▸ **SELECTED TEXT**

It is true, as counsel for the DPP points out that the High Court was concerned with a provision applying not to committal proceedings but to the disposition of summary proceedings.

  1. As a matter of binding precedent, the High Court decision did not address the task before the third respondent in the present proceedings when the occasion arose for the exercise of the discretion under s. 41A of the Justices Act. Insofar as a view contrary to what I have said is expressed in Director of Public Prosecutions v Sweeney (District Court of New South Wales, Herron D.C.J., 6 December 1991) I respectfully disagree with it.

  2. However, the third respondent whilst saying he leant "towards the more general interpretation" of the applicability of the High Court decision, also said that, in any event, the decision was useful in determining the criteria which should or should not be considered in the matter before him. With that statement I would agree.

  3. Consistently with what was said in Latoudis v Casey (at 565-6, 569) the third respondent in reaching his decision on the question of costs did so on grounds closely connected with the nature of the charges and the conduct of the committal proceedings. He pointed out that whilst the counts for receiving and for aiding and abetting did not cover the same ground, there was a considerable area in common between them. He said: -

"Mr Buckett, in my opinion, in expending moneys in his defence, would have (on a) balance of probabilities had to incur costs in the same manner for the disposition (of the aiding and abetting) charges as those for the receiving . . Whilst there may be some overlapping, that difference ought to be reflected in quantification of costs, rather than entitlement.

I rule that Mr Buckett is entitled to an award of costs but only to those costs which were justly and reasonably incurred by him in making legal submissions on the appropriateness of the receiving charge."

▸ **REQUEST**
Copy out the passage of the judgment excerpt starting at "3. Consistently with" and ending at "rather than entitlement.". The data after the judgment excerpt plays no part in this.

▸ **STORED ROWS**
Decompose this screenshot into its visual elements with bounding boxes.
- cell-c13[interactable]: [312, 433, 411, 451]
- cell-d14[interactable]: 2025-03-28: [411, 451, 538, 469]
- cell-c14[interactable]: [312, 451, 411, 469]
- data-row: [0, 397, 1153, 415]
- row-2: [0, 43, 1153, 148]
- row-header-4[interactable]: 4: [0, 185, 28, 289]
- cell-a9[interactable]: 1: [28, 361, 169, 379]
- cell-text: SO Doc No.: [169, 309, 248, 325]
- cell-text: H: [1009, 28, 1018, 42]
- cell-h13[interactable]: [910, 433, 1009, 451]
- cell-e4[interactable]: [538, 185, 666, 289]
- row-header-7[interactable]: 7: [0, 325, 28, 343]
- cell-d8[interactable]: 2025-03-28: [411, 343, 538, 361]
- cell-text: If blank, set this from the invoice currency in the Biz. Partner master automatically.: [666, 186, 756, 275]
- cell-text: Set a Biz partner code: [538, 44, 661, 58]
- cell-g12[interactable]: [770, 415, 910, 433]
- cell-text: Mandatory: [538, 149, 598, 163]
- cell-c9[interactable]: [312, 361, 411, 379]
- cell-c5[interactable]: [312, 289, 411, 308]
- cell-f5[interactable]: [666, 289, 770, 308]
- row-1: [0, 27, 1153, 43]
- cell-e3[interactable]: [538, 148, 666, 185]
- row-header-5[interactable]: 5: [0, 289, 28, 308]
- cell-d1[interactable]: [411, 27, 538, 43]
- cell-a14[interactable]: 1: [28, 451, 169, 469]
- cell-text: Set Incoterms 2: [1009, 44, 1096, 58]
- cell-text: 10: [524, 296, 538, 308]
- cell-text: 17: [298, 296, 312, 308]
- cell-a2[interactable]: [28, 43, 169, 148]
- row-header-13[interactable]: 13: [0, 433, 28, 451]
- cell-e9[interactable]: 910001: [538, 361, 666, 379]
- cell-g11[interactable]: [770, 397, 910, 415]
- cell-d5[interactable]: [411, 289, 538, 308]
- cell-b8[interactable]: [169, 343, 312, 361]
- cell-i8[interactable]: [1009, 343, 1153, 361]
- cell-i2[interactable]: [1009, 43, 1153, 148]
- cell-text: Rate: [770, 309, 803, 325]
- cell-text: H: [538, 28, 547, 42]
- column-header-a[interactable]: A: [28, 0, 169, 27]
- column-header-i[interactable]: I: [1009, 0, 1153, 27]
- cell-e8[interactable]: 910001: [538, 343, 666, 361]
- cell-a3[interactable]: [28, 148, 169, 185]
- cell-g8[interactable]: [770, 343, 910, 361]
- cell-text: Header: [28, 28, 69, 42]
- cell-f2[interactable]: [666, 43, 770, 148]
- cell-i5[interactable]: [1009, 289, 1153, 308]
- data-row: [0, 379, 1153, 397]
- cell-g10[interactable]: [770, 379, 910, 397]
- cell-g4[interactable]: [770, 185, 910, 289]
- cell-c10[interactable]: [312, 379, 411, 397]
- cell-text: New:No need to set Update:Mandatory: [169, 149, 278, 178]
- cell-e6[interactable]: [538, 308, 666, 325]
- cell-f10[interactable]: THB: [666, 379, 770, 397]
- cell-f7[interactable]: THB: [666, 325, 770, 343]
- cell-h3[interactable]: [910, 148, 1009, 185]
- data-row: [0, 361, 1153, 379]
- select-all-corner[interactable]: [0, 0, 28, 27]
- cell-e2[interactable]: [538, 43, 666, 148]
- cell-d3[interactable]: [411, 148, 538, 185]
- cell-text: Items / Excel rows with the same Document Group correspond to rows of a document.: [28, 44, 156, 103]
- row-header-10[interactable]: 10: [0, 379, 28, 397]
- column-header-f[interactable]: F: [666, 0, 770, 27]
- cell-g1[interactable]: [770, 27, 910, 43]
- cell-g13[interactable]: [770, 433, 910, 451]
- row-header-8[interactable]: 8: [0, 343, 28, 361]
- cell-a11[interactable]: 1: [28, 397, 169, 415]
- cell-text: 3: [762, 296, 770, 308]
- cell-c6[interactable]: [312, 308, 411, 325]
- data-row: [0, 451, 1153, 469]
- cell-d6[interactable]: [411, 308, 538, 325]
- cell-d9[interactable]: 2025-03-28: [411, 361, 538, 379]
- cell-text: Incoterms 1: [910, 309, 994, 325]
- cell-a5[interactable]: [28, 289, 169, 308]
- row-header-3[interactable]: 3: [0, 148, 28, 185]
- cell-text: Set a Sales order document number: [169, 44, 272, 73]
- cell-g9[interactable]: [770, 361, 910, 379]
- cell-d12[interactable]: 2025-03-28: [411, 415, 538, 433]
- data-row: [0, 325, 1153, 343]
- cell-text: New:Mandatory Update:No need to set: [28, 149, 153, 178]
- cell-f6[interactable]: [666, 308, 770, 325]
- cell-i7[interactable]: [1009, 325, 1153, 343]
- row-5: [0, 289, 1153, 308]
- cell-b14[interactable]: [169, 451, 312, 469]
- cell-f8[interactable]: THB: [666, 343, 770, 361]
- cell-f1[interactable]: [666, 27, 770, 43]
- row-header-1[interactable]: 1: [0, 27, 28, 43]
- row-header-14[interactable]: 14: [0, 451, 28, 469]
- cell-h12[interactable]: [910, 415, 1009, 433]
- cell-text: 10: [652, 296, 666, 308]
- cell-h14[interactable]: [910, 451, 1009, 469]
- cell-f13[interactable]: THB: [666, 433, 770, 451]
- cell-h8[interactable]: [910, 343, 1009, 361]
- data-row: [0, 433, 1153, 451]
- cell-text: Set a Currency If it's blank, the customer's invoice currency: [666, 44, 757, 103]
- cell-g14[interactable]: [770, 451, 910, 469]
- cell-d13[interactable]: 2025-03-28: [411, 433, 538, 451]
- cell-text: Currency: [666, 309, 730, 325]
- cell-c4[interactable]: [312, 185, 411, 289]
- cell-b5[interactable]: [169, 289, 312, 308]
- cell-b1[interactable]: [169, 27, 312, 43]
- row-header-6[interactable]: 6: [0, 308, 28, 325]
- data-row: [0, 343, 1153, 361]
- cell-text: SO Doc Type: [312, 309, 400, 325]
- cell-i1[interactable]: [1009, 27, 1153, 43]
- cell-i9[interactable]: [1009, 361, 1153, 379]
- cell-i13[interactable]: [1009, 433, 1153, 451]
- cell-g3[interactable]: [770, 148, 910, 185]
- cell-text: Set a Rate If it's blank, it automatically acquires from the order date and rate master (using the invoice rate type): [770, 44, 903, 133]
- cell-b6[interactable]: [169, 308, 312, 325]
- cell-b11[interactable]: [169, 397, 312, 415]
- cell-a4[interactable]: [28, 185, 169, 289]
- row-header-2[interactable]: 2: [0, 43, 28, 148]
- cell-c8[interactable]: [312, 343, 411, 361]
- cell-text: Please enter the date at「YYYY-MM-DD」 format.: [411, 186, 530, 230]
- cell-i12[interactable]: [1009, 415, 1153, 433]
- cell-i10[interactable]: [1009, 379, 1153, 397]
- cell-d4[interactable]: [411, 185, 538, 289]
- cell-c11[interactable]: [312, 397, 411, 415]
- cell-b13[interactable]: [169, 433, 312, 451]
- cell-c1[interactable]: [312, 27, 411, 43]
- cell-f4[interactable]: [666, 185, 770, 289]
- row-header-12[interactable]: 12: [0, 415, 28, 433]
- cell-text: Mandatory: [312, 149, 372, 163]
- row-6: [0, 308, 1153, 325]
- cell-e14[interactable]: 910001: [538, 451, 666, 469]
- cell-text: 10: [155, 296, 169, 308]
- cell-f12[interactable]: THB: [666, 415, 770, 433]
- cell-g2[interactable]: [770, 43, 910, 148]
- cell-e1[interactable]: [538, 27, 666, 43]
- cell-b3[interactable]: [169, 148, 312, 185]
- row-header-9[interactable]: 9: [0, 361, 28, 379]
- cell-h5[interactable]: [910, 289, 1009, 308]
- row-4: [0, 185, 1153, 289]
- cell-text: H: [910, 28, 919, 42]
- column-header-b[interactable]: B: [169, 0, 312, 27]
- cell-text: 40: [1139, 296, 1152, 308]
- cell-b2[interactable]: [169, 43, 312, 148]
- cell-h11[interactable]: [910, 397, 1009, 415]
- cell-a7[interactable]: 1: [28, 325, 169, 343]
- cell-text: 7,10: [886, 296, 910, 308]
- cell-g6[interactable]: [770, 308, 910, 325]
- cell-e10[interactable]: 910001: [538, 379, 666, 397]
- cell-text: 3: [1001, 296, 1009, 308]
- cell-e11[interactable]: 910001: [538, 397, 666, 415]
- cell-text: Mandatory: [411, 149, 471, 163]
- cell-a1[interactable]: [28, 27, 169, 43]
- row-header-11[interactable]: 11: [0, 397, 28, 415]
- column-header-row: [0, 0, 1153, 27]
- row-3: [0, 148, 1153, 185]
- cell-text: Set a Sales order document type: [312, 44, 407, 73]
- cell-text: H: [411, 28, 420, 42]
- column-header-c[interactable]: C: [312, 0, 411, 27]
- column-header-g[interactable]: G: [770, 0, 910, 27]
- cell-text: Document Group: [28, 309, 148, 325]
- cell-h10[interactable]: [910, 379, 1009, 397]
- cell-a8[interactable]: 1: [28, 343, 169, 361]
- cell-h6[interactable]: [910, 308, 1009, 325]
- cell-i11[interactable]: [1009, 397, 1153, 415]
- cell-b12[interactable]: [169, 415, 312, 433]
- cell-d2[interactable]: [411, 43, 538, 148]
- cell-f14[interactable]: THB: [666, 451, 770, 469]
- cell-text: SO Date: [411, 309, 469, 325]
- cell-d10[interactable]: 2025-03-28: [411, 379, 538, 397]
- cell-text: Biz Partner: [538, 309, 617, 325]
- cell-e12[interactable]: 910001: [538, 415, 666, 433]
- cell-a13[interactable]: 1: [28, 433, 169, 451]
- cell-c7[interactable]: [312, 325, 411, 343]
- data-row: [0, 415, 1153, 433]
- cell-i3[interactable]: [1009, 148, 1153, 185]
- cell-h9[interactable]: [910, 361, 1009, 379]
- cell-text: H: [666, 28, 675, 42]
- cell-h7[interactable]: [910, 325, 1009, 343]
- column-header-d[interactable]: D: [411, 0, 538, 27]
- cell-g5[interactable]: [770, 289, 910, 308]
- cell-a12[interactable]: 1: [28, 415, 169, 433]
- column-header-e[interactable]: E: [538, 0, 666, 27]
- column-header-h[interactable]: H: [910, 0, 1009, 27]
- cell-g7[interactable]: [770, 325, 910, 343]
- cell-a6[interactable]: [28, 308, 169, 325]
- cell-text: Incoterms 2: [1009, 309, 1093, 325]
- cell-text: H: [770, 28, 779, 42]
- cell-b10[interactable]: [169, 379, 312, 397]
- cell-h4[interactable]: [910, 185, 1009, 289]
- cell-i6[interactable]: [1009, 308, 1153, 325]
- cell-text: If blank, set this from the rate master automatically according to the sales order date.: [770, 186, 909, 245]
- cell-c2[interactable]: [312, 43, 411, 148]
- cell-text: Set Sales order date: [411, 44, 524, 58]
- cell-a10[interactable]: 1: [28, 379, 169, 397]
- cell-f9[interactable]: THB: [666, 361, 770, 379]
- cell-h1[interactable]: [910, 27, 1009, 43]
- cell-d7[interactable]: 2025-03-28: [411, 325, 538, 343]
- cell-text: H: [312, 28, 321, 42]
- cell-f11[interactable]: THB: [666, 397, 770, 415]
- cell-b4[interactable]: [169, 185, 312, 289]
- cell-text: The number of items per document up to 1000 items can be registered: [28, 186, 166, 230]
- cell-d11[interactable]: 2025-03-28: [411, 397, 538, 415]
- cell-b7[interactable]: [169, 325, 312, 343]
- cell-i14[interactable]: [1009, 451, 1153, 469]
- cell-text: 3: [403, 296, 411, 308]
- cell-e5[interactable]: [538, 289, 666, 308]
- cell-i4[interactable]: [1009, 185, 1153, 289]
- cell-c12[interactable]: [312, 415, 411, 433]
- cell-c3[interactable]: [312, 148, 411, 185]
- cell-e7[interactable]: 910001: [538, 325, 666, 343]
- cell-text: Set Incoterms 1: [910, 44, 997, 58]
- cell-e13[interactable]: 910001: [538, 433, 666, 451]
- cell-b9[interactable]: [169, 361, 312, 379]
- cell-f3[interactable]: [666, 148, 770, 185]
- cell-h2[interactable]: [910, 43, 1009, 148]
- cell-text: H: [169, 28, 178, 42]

▸ **EXERCISE OUTPUT**
3. Consistently with what was said in Latoudis v Casey (at 565-6, 569) the third respondent in reaching his decision on the question of costs did so on grounds closely connected with the nature of the charges and the conduct of the committal proceedings. He pointed out that whilst the counts for receiving and for aiding and abetting did not cover the same ground, there was a considerable area in common between them. He said: -

"Mr Buckett, in my opinion, in expending moneys in his defence, would have (on a) balance of probabilities had to incur costs in the same manner for the disposition (of the aiding and abetting) charges as those for the receiving . . Whilst there may be some overlapping, that difference ought to be reflected in quantification of costs, rather than entitlement.